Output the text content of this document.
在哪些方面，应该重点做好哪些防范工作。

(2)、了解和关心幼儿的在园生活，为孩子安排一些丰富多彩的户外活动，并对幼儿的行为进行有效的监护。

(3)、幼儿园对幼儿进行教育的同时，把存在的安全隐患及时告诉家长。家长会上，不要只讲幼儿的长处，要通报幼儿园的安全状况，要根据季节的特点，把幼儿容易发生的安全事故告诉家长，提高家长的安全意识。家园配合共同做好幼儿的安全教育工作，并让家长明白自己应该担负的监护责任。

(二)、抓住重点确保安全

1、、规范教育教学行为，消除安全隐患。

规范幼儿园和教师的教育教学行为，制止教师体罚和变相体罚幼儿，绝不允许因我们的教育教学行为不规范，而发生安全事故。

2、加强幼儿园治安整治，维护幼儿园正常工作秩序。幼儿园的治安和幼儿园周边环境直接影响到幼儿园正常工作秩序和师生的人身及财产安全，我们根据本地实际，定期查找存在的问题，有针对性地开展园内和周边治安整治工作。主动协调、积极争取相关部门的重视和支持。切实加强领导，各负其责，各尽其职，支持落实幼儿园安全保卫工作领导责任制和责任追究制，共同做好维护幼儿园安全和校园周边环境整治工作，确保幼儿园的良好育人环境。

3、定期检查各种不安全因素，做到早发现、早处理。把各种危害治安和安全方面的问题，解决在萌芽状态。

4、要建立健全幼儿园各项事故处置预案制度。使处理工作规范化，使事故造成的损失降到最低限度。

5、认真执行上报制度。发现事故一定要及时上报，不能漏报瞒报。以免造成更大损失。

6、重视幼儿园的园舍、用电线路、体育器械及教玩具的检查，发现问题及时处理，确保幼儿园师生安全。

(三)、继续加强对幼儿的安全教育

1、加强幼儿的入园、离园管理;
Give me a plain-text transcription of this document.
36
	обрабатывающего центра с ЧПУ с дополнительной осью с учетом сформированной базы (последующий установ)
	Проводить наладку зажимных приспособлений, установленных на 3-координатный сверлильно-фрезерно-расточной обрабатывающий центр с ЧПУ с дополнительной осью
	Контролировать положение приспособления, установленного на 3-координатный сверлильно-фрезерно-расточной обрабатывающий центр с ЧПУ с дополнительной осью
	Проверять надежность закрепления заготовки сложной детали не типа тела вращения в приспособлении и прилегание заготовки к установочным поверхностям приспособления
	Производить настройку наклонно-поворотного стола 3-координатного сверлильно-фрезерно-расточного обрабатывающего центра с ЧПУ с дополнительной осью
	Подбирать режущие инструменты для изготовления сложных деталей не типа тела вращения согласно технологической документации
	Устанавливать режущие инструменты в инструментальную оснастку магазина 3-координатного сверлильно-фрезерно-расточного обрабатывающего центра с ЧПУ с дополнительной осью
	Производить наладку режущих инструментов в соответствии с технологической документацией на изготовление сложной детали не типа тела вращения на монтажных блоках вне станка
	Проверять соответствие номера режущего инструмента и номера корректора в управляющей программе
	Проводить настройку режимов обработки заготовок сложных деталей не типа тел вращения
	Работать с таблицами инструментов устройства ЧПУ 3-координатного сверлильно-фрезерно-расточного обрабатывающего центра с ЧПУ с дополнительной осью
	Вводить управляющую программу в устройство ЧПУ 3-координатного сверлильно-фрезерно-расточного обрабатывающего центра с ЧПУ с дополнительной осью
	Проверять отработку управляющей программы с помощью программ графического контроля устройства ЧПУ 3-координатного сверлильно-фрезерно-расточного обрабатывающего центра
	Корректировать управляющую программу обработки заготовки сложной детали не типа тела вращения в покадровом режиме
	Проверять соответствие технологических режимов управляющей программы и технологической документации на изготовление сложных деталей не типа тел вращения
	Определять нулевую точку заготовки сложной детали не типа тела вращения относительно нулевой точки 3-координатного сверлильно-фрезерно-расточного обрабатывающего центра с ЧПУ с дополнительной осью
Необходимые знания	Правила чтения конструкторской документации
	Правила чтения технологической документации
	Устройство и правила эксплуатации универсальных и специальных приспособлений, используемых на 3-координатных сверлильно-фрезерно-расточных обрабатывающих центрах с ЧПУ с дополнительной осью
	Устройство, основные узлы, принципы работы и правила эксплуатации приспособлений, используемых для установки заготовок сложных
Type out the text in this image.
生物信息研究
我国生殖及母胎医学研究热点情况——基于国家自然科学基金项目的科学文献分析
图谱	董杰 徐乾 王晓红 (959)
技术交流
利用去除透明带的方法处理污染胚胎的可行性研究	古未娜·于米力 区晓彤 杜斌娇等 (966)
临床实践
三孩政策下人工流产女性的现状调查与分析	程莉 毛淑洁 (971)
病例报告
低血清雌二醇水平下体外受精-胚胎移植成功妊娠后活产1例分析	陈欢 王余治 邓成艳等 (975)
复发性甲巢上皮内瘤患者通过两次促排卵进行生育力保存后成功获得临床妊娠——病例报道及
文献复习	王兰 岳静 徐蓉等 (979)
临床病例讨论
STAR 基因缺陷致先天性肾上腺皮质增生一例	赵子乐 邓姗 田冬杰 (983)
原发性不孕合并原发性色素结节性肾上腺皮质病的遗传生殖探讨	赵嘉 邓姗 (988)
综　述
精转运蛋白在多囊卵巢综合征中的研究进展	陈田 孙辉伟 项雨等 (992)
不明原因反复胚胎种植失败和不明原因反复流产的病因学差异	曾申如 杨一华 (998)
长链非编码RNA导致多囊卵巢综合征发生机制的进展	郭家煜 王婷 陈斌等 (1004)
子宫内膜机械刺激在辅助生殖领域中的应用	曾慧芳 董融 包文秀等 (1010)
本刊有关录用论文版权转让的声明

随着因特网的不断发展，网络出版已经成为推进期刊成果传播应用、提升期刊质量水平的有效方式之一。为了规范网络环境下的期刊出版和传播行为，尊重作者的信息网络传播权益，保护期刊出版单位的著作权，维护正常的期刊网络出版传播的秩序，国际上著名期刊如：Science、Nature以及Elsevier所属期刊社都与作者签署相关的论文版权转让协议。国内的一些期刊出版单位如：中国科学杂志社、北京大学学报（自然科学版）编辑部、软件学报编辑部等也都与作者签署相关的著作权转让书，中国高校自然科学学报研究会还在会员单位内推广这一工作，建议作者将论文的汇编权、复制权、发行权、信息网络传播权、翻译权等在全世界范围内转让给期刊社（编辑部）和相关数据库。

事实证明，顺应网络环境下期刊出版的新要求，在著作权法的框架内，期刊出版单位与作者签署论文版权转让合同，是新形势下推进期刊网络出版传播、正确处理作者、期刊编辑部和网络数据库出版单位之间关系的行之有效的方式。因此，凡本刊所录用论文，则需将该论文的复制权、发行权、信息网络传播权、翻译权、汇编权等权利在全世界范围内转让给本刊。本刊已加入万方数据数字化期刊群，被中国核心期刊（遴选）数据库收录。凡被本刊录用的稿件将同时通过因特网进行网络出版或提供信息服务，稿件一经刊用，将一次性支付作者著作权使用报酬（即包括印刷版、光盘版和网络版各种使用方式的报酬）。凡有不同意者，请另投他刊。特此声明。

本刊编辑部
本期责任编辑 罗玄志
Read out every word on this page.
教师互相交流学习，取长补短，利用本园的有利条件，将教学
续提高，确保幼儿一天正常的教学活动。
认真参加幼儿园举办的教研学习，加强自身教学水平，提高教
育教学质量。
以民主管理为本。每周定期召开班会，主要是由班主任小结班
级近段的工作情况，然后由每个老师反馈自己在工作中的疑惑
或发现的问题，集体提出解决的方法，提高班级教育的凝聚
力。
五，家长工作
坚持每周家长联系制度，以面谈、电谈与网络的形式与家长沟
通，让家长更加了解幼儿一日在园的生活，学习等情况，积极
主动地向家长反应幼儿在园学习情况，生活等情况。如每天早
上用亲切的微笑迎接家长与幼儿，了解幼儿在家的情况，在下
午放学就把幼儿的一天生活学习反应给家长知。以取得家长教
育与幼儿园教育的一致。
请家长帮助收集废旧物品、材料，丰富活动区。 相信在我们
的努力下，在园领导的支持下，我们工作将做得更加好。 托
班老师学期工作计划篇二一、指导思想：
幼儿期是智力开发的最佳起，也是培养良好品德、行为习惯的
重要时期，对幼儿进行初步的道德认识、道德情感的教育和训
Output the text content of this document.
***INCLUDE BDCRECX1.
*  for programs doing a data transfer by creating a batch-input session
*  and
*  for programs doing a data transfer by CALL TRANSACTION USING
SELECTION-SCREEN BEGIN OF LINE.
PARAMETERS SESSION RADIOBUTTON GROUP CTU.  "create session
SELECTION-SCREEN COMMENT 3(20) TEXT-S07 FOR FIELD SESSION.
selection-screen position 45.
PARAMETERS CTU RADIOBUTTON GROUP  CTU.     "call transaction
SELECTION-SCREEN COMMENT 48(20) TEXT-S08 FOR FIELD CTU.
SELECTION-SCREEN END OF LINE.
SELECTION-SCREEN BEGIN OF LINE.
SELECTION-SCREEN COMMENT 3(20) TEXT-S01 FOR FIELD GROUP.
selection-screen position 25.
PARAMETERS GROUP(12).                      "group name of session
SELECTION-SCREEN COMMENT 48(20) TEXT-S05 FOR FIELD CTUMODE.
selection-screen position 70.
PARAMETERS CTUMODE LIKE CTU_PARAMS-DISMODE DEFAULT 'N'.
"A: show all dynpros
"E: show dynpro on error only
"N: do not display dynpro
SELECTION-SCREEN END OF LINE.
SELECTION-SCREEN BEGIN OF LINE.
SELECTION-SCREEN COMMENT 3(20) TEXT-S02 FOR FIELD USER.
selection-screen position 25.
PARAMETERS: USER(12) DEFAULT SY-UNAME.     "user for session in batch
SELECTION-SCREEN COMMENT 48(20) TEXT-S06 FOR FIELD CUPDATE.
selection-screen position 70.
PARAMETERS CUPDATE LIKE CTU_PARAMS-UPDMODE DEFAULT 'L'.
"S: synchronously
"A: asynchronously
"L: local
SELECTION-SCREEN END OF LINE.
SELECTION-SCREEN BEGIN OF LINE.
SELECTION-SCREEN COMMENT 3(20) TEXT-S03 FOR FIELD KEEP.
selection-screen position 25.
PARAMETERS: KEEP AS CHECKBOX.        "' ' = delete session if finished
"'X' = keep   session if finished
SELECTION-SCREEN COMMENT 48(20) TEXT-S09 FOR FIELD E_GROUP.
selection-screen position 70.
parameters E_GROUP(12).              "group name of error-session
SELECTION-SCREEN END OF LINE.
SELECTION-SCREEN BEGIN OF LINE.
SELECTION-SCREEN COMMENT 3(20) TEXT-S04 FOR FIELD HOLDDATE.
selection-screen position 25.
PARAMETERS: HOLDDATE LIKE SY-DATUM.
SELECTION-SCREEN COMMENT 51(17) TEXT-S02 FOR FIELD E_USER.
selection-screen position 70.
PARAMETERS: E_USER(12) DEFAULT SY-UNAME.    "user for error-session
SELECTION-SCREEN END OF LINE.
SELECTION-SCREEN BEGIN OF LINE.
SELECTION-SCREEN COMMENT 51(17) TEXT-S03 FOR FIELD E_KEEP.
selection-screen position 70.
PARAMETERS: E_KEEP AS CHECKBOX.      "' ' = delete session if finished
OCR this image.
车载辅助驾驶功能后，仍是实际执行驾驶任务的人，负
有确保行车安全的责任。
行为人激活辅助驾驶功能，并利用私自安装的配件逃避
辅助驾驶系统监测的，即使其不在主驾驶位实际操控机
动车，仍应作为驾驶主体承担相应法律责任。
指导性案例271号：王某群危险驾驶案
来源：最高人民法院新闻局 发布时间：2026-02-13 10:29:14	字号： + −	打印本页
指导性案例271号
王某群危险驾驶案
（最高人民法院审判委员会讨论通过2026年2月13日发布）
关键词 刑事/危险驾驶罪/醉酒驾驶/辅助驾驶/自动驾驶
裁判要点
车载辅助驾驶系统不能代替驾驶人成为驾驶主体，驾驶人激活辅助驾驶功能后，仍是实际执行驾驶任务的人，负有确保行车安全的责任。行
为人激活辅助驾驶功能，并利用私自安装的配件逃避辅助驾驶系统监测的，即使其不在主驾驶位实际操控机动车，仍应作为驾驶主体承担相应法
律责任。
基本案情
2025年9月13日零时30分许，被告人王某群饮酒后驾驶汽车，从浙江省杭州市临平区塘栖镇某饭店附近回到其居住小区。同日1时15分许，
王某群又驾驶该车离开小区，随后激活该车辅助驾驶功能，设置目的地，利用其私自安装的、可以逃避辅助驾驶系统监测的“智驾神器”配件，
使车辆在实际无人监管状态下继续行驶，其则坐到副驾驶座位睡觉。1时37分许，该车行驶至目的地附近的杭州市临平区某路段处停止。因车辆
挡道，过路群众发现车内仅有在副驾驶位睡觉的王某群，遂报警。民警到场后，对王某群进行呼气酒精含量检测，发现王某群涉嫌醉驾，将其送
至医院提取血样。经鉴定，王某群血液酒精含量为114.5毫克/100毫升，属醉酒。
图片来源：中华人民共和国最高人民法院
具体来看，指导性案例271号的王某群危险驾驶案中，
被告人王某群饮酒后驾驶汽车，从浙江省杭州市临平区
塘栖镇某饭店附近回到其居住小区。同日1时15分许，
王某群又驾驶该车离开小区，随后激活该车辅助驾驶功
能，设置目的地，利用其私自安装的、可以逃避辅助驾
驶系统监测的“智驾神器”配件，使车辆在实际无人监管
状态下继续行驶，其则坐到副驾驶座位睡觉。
------------------------------------------------------------
Pull out every line containing "эксплуатации".

■ **Answer to the problem**
	Устройство и правила эксплуатации универсальных и специальных приспособлений, используемых на 3-координатных сверлильно-фрезерно-расточных обрабатывающих центрах с ЧПУ с дополнительной осью
	Устройство, основные узлы, принципы работы и правила эксплуатации приспособлений, используемых для установки заготовок сложных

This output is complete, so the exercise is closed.